■ **WHAT YOU NEED TO DO**:
Locate every line in the records below that holds the word "methods" and return each one.

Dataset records
+ + + + + + +

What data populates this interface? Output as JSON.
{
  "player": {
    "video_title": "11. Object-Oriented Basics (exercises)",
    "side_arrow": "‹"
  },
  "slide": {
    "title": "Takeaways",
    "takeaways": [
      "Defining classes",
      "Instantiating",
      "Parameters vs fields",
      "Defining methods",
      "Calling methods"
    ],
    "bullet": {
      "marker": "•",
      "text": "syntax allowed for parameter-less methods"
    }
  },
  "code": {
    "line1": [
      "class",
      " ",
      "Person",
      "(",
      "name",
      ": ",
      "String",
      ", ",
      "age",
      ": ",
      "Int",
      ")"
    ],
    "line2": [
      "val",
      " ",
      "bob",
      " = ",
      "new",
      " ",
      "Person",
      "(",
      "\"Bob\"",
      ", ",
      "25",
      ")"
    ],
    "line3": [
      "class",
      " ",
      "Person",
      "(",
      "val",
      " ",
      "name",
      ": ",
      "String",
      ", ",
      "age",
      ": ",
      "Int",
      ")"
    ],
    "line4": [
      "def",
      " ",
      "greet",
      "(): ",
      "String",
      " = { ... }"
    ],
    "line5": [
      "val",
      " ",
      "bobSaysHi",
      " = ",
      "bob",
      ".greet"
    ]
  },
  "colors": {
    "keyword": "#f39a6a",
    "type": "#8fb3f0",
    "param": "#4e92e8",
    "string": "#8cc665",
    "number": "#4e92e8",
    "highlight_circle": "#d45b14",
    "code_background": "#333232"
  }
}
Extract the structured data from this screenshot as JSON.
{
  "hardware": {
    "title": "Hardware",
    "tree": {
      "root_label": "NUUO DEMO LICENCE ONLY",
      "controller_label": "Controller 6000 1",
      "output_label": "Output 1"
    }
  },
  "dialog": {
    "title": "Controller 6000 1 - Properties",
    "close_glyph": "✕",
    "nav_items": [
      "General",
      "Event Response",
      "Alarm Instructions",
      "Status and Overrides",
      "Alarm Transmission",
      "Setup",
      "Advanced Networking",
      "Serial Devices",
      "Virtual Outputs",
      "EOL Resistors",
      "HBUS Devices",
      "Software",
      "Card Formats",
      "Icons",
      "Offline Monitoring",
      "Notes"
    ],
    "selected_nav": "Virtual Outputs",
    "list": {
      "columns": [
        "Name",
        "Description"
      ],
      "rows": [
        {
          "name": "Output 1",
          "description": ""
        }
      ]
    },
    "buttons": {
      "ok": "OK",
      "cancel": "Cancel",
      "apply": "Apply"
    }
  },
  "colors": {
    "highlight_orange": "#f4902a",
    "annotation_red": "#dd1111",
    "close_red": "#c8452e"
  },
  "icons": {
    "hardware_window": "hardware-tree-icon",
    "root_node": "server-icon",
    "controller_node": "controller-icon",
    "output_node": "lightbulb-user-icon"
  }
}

+ + + + + + +

■ **RESULT**:
      "Defining methods",
      "Calling methods"
      "text": "syntax allowed for parameter-less methods"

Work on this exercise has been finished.